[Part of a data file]
* START *

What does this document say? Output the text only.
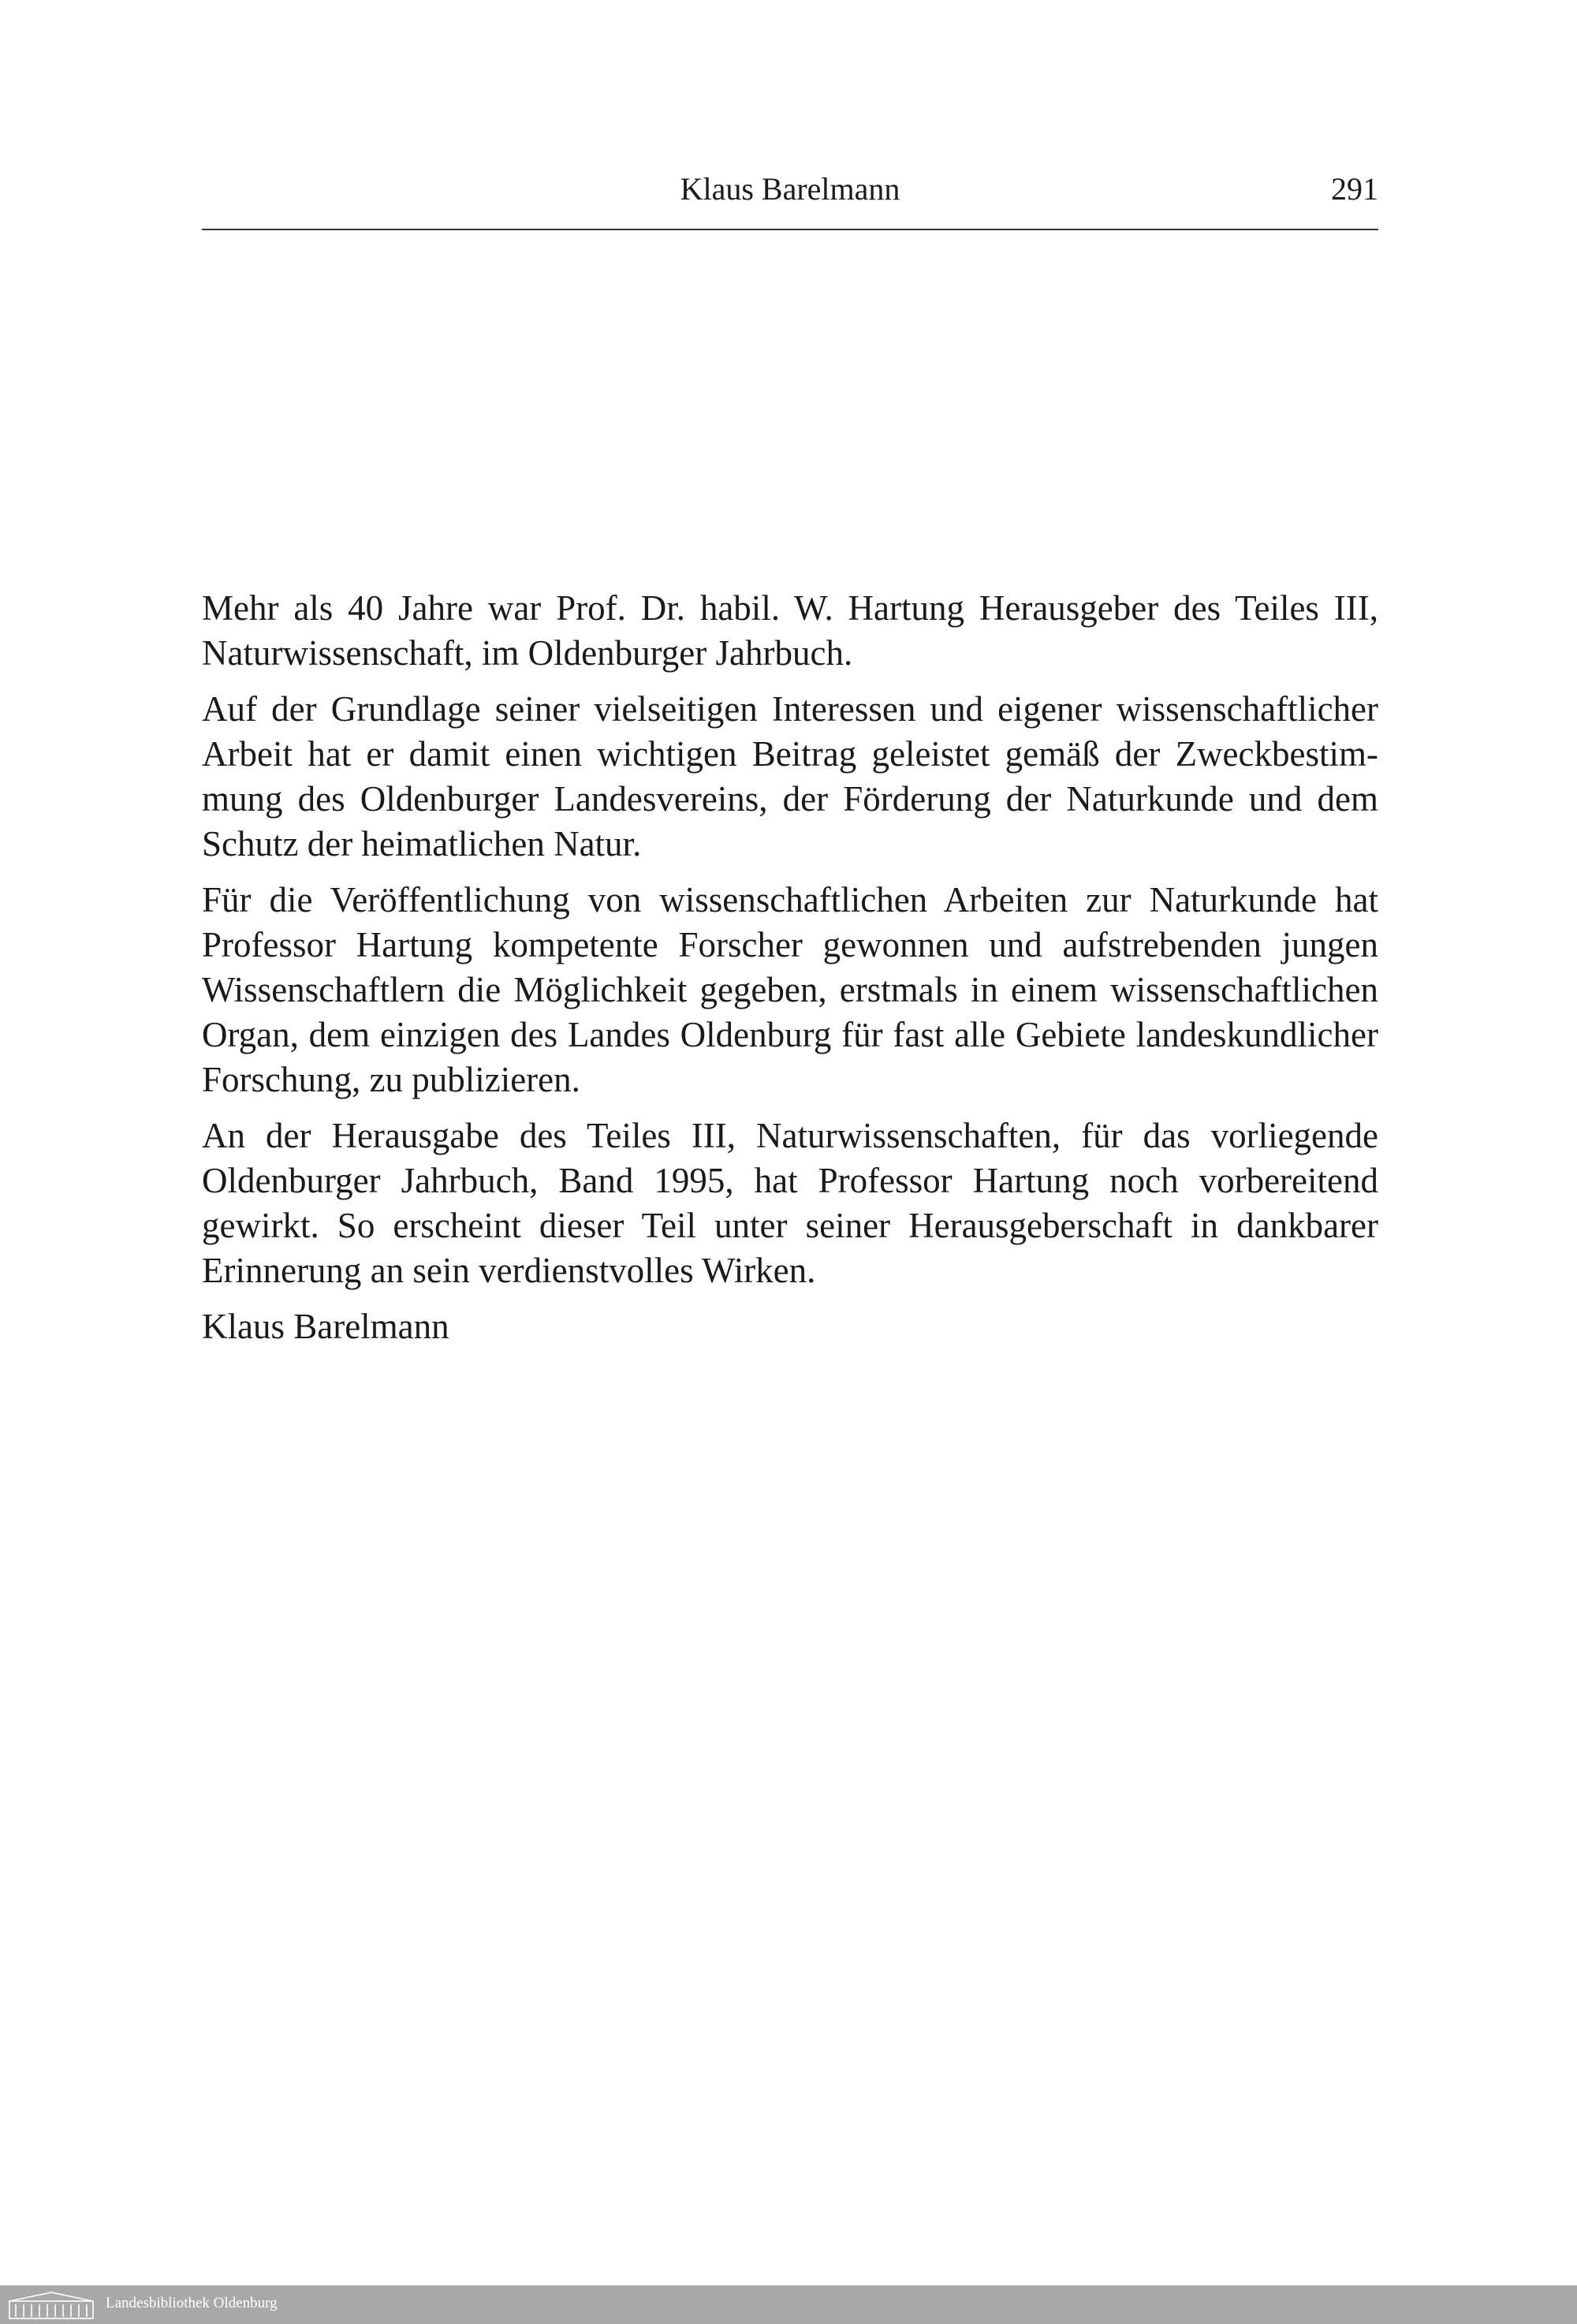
Klaus Barelmann	291

Mehr als 40 Jahre war Prof. Dr. habil. W. Hartung Herausgeber des Teiles III, Naturwissenschaft, im Oldenburger Jahrbuch.

Auf der Grundlage seiner vielseitigen Interessen und eigener wissenschaftlicher Arbeit hat er damit einen wichtigen Beitrag geleistet gemäß der Zweckbestimmung des Oldenburger Landesvereins, der Förderung der Naturkunde und dem Schutz der heimatlichen Natur.

Für die Veröffentlichung von wissenschaftlichen Arbeiten zur Naturkunde hat Professor Hartung kompetente Forscher gewonnen und aufstrebenden jungen Wissenschaftlern die Möglichkeit gegeben, erstmals in einem wissenschaftlichen Organ, dem einzigen des Landes Oldenburg für fast alle Gebiete landeskundlicher Forschung, zu publizieren.

An der Herausgabe des Teiles III, Naturwissenschaften, für das vorliegende Oldenburger Jahrbuch, Band 1995, hat Professor Hartung noch vorbereitend gewirkt. So erscheint dieser Teil unter seiner Herausgeberschaft in dankbarer Erinnerung an sein verdienstvolles Wirken.

Klaus Barelmann

Landesbibliothek Oldenburg
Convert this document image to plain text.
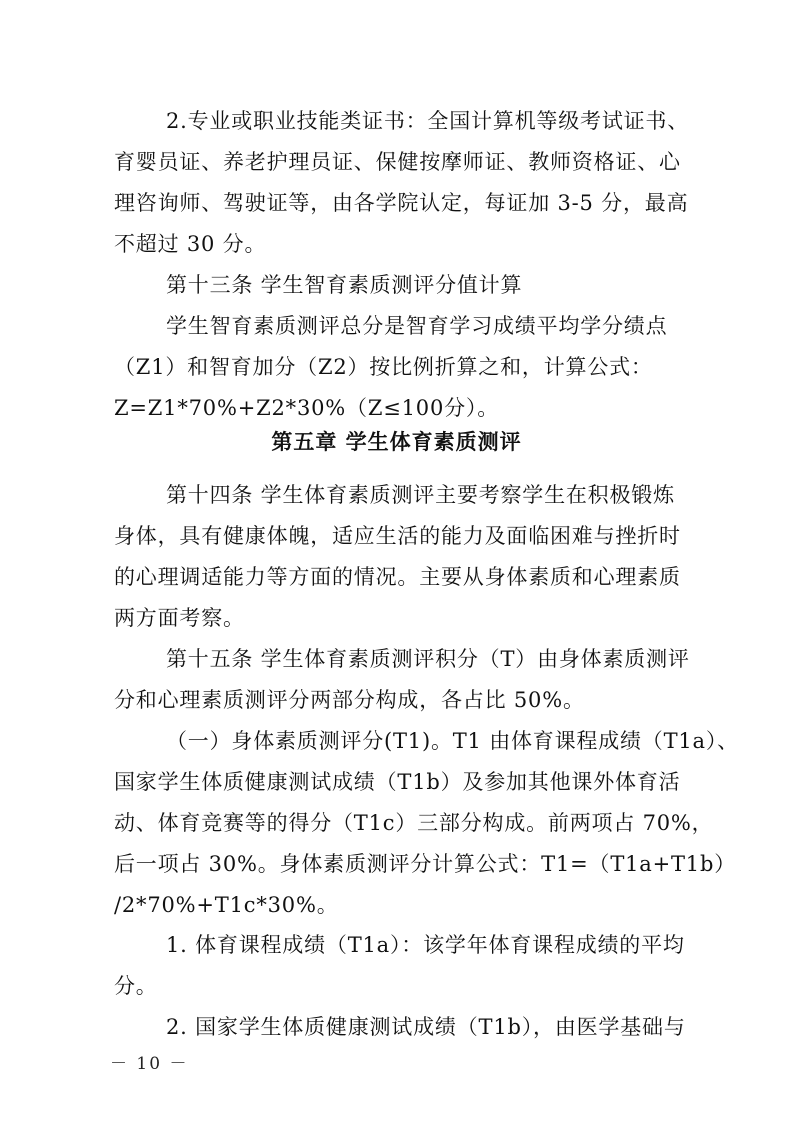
2.专业或职业技能类证书：全国计算机等级考试证书、
育婴员证、养老护理员证、保健按摩师证、教师资格证、心
理咨询师、驾驶证等，由各学院认定，每证加 3-5 分，最高
不超过 30 分。
第十三条 学生智育素质测评分值计算
学生智育素质测评总分是智育学习成绩平均学分绩点
（Z1）和智育加分（Z2）按比例折算之和，计算公式：
Z=Z1*70%+Z2*30%（Z≤100分）。
第五章 学生体育素质测评
第十四条 学生体育素质测评主要考察学生在积极锻炼
身体，具有健康体魄，适应生活的能力及面临困难与挫折时
的心理调适能力等方面的情况。主要从身体素质和心理素质
两方面考察。
第十五条 学生体育素质测评积分（T）由身体素质测评
分和心理素质测评分两部分构成，各占比 50%。
（一）身体素质测评分(T1)。T1 由体育课程成绩（T1a）、
国家学生体质健康测试成绩（T1b）及参加其他课外体育活
动、体育竞赛等的得分（T1c）三部分构成。前两项占 70%，
后一项占 30%。身体素质测评分计算公式：T1=（T1a+T1b）
/2*70%+T1c*30%。
1. 体育课程成绩（T1a）：该学年体育课程成绩的平均
分。
2. 国家学生体质健康测试成绩（T1b），由医学基础与
－ 10 －
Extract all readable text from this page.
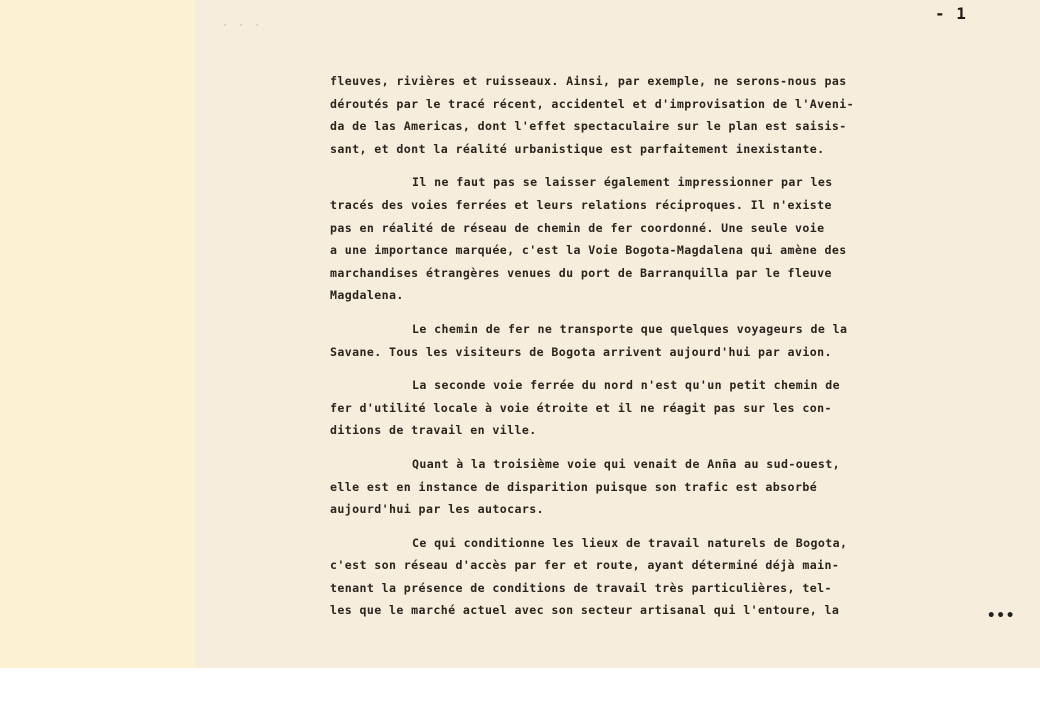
· · ·
- 1
fleuves, rivières et ruisseaux. Ainsi, par exemple, ne serons-nous pas
déroutés par le tracé récent, accidentel et d'improvisation de l'Aveni-
da de las Americas, dont l'effet spectaculaire sur le plan est saisis-
sant, et dont la réalité urbanistique est parfaitement inexistante.
Il ne faut pas se laisser également impressionner par les
tracés des voies ferrées et leurs relations réciproques. Il n'existe
pas en réalité de réseau de chemin de fer coordonné. Une seule voie
a une importance marquée, c'est la Voie Bogota-Magdalena qui amène des
marchandises étrangères venues du port de Barranquilla par le fleuve
Magdalena.
Le chemin de fer ne transporte que quelques voyageurs de la
Savane. Tous les visiteurs de Bogota arrivent aujourd'hui par avion.
La seconde voie ferrée du nord n'est qu'un petit chemin de
fer d'utilité locale à voie étroite et il ne réagit pas sur les con-
ditions de travail en ville.
Quant à la troisième voie qui venait de Anña au sud-ouest,
elle est en instance de disparition puisque son trafic est absorbé
aujourd'hui par les autocars.
Ce qui conditionne les lieux de travail naturels de Bogota,
c'est son réseau d'accès par fer et route, ayant déterminé déjà main-
tenant la présence de conditions de travail très particulières, tel-
les que le marché actuel avec son secteur artisanal qui l'entoure, la	•••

* END *

• TASK REQUIREMENTS:
Repeat the entries exactly and keep the pictures out of the copy.

• CORRECT RESPONSE:
What does this document say? Output the text only.
Klaus Barelmann	291

Mehr als 40 Jahre war Prof. Dr. habil. W. Hartung Herausgeber des Teiles III, Naturwissenschaft, im Oldenburger Jahrbuch.

Auf der Grundlage seiner vielseitigen Interessen und eigener wissenschaftlicher Arbeit hat er damit einen wichtigen Beitrag geleistet gemäß der Zweckbestimmung des Oldenburger Landesvereins, der Förderung der Naturkunde und dem Schutz der heimatlichen Natur.

Für die Veröffentlichung von wissenschaftlichen Arbeiten zur Naturkunde hat Professor Hartung kompetente Forscher gewonnen und aufstrebenden jungen Wissenschaftlern die Möglichkeit gegeben, erstmals in einem wissenschaftlichen Organ, dem einzigen des Landes Oldenburg für fast alle Gebiete landeskundlicher Forschung, zu publizieren.

An der Herausgabe des Teiles III, Naturwissenschaften, für das vorliegende Oldenburger Jahrbuch, Band 1995, hat Professor Hartung noch vorbereitend gewirkt. So erscheint dieser Teil unter seiner Herausgeberschaft in dankbarer Erinnerung an sein verdienstvolles Wirken.

Klaus Barelmann

Landesbibliothek Oldenburg
Convert this document image to plain text.
2.专业或职业技能类证书：全国计算机等级考试证书、
育婴员证、养老护理员证、保健按摩师证、教师资格证、心
理咨询师、驾驶证等，由各学院认定，每证加 3-5 分，最高
不超过 30 分。
第十三条 学生智育素质测评分值计算
学生智育素质测评总分是智育学习成绩平均学分绩点
（Z1）和智育加分（Z2）按比例折算之和，计算公式：
Z=Z1*70%+Z2*30%（Z≤100分）。
第五章 学生体育素质测评
第十四条 学生体育素质测评主要考察学生在积极锻炼
身体，具有健康体魄，适应生活的能力及面临困难与挫折时
的心理调适能力等方面的情况。主要从身体素质和心理素质
两方面考察。
第十五条 学生体育素质测评积分（T）由身体素质测评
分和心理素质测评分两部分构成，各占比 50%。
（一）身体素质测评分(T1)。T1 由体育课程成绩（T1a）、
国家学生体质健康测试成绩（T1b）及参加其他课外体育活
动、体育竞赛等的得分（T1c）三部分构成。前两项占 70%，
后一项占 30%。身体素质测评分计算公式：T1=（T1a+T1b）
/2*70%+T1c*30%。
1. 体育课程成绩（T1a）：该学年体育课程成绩的平均
分。
2. 国家学生体质健康测试成绩（T1b），由医学基础与
－ 10 －
Extract all readable text from this page.
· · ·
- 1
fleuves, rivières et ruisseaux. Ainsi, par exemple, ne serons-nous pas
déroutés par le tracé récent, accidentel et d'improvisation de l'Aveni-
da de las Americas, dont l'effet spectaculaire sur le plan est saisis-
sant, et dont la réalité urbanistique est parfaitement inexistante.
Il ne faut pas se laisser également impressionner par les
tracés des voies ferrées et leurs relations réciproques. Il n'existe
pas en réalité de réseau de chemin de fer coordonné. Une seule voie
a une importance marquée, c'est la Voie Bogota-Magdalena qui amène des
marchandises étrangères venues du port de Barranquilla par le fleuve
Magdalena.
Le chemin de fer ne transporte que quelques voyageurs de la
Savane. Tous les visiteurs de Bogota arrivent aujourd'hui par avion.
La seconde voie ferrée du nord n'est qu'un petit chemin de
fer d'utilité locale à voie étroite et il ne réagit pas sur les con-
ditions de travail en ville.
Quant à la troisième voie qui venait de Anña au sud-ouest,
elle est en instance de disparition puisque son trafic est absorbé
aujourd'hui par les autocars.
Ce qui conditionne les lieux de travail naturels de Bogota,
c'est son réseau d'accès par fer et route, ayant déterminé déjà main-
tenant la présence de conditions de travail très particulières, tel-
les que le marché actuel avec son secteur artisanal qui l'entoure, la	•••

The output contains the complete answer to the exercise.